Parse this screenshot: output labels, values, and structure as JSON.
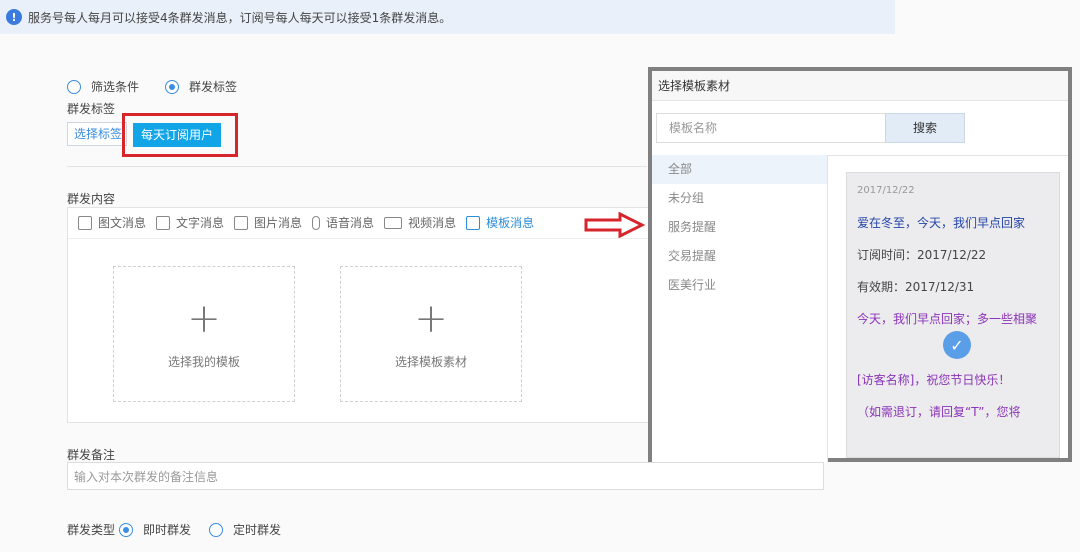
{
  "notice": {
    "text": "服务号每人每月可以接受4条群发消息，订阅号每人每天可以接受1条群发消息。"
  },
  "filter": {
    "option1": "筛选条件",
    "option2": "群发标签",
    "selected": "群发标签"
  },
  "tag_section": {
    "label": "群发标签",
    "select_button": "选择标签",
    "tag": "每天订阅用户"
  },
  "content": {
    "label": "群发内容",
    "tabs": [
      "图文消息",
      "文字消息",
      "图片消息",
      "语音消息",
      "视频消息",
      "模板消息"
    ],
    "active_tab": "模板消息",
    "cards": [
      "选择我的模板",
      "选择模板素材"
    ]
  },
  "remark": {
    "label": "群发备注",
    "placeholder": "输入对本次群发的备注信息"
  },
  "send_type": {
    "label": "群发类型",
    "option1": "即时群发",
    "option2": "定时群发",
    "selected": "即时群发"
  },
  "modal": {
    "title": "选择模板素材",
    "search_placeholder": "模板名称",
    "search_button": "搜索",
    "categories": [
      "全部",
      "未分组",
      "服务提醒",
      "交易提醒",
      "医美行业"
    ],
    "active_category": "全部",
    "template": {
      "date": "2017/12/22",
      "lines": [
        "爱在冬至，今天，我们早点回家",
        "订阅时间：2017/12/22",
        "有效期：2017/12/31",
        "今天，我们早点回家；多一些相聚",
        "",
        "[访客名称]，祝您节日快乐！",
        "（如需退订，请回复“T”，您将"
      ]
    }
  },
  "colors": {
    "accent": "#11a5e8",
    "highlight_red": "#d6252b",
    "modal_border": "#808080"
  }
}
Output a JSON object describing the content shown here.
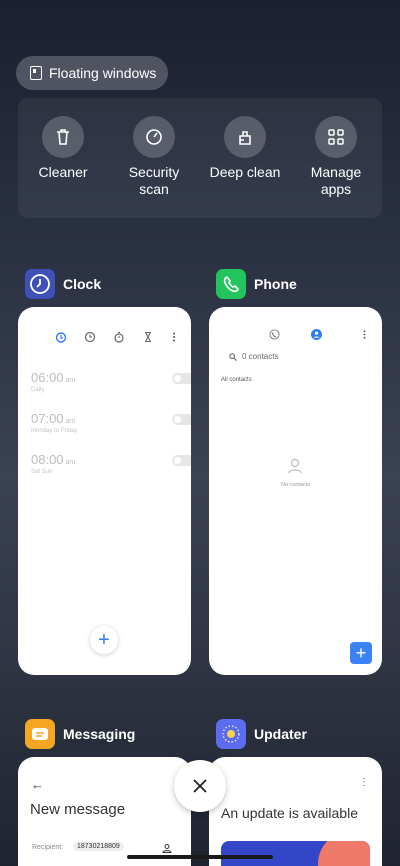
{
  "floating": {
    "label": "Floating windows",
    "icon": "floating-window-icon"
  },
  "tools": [
    {
      "label": "Cleaner",
      "icon": "trash-icon"
    },
    {
      "label": "Security\nscan",
      "icon": "security-gauge-icon"
    },
    {
      "label": "Deep clean",
      "icon": "deep-clean-icon"
    },
    {
      "label": "Manage\napps",
      "icon": "grid-apps-icon"
    }
  ],
  "apps": {
    "clock": {
      "name": "Clock",
      "icon_color": "#3f51b5",
      "tabs": [
        "alarm-icon",
        "world-clock-icon",
        "stopwatch-icon",
        "timer-icon",
        "more-icon"
      ],
      "alarms": [
        {
          "time": "06:00",
          "ampm": "am",
          "repeat": "Daily"
        },
        {
          "time": "07:00",
          "ampm": "am",
          "repeat": "Monday to Friday"
        },
        {
          "time": "08:00",
          "ampm": "am",
          "repeat": "Sat Sun"
        }
      ],
      "add": "+"
    },
    "phone": {
      "name": "Phone",
      "icon_color": "#23c45e",
      "search_placeholder": "0 contacts",
      "section": "All contacts",
      "empty": "No contacts",
      "add": "+"
    },
    "messaging": {
      "name": "Messaging",
      "icon_color": "#f5a623",
      "back": "←",
      "title": "New message",
      "recipient_label": "Recipient:",
      "recipient_value": "18730218809"
    },
    "updater": {
      "name": "Updater",
      "icon_color": "#5b6cf0",
      "more": "⋮",
      "title": "An update is available"
    }
  },
  "close": "×"
}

* Task instructions
Reproduce all of the material exactly, apart from the pictures.

* Correct output
Parse this screenshot: output labels, values, and structure as JSON.
{
  "notice": {
    "text": "服务号每人每月可以接受4条群发消息，订阅号每人每天可以接受1条群发消息。"
  },
  "filter": {
    "option1": "筛选条件",
    "option2": "群发标签",
    "selected": "群发标签"
  },
  "tag_section": {
    "label": "群发标签",
    "select_button": "选择标签",
    "tag": "每天订阅用户"
  },
  "content": {
    "label": "群发内容",
    "tabs": [
      "图文消息",
      "文字消息",
      "图片消息",
      "语音消息",
      "视频消息",
      "模板消息"
    ],
    "active_tab": "模板消息",
    "cards": [
      "选择我的模板",
      "选择模板素材"
    ]
  },
  "remark": {
    "label": "群发备注",
    "placeholder": "输入对本次群发的备注信息"
  },
  "send_type": {
    "label": "群发类型",
    "option1": "即时群发",
    "option2": "定时群发",
    "selected": "即时群发"
  },
  "modal": {
    "title": "选择模板素材",
    "search_placeholder": "模板名称",
    "search_button": "搜索",
    "categories": [
      "全部",
      "未分组",
      "服务提醒",
      "交易提醒",
      "医美行业"
    ],
    "active_category": "全部",
    "template": {
      "date": "2017/12/22",
      "lines": [
        "爱在冬至，今天，我们早点回家",
        "订阅时间：2017/12/22",
        "有效期：2017/12/31",
        "今天，我们早点回家；多一些相聚",
        "",
        "[访客名称]，祝您节日快乐！",
        "（如需退订，请回复“T”，您将"
      ]
    }
  },
  "colors": {
    "accent": "#11a5e8",
    "highlight_red": "#d6252b",
    "modal_border": "#808080"
  }
}
Output a JSON object describing the content shown here.
{
  "floating": {
    "label": "Floating windows",
    "icon": "floating-window-icon"
  },
  "tools": [
    {
      "label": "Cleaner",
      "icon": "trash-icon"
    },
    {
      "label": "Security\nscan",
      "icon": "security-gauge-icon"
    },
    {
      "label": "Deep clean",
      "icon": "deep-clean-icon"
    },
    {
      "label": "Manage\napps",
      "icon": "grid-apps-icon"
    }
  ],
  "apps": {
    "clock": {
      "name": "Clock",
      "icon_color": "#3f51b5",
      "tabs": [
        "alarm-icon",
        "world-clock-icon",
        "stopwatch-icon",
        "timer-icon",
        "more-icon"
      ],
      "alarms": [
        {
          "time": "06:00",
          "ampm": "am",
          "repeat": "Daily"
        },
        {
          "time": "07:00",
          "ampm": "am",
          "repeat": "Monday to Friday"
        },
        {
          "time": "08:00",
          "ampm": "am",
          "repeat": "Sat Sun"
        }
      ],
      "add": "+"
    },
    "phone": {
      "name": "Phone",
      "icon_color": "#23c45e",
      "search_placeholder": "0 contacts",
      "section": "All contacts",
      "empty": "No contacts",
      "add": "+"
    },
    "messaging": {
      "name": "Messaging",
      "icon_color": "#f5a623",
      "back": "←",
      "title": "New message",
      "recipient_label": "Recipient:",
      "recipient_value": "18730218809"
    },
    "updater": {
      "name": "Updater",
      "icon_color": "#5b6cf0",
      "more": "⋮",
      "title": "An update is available"
    }
  },
  "close": "×"
}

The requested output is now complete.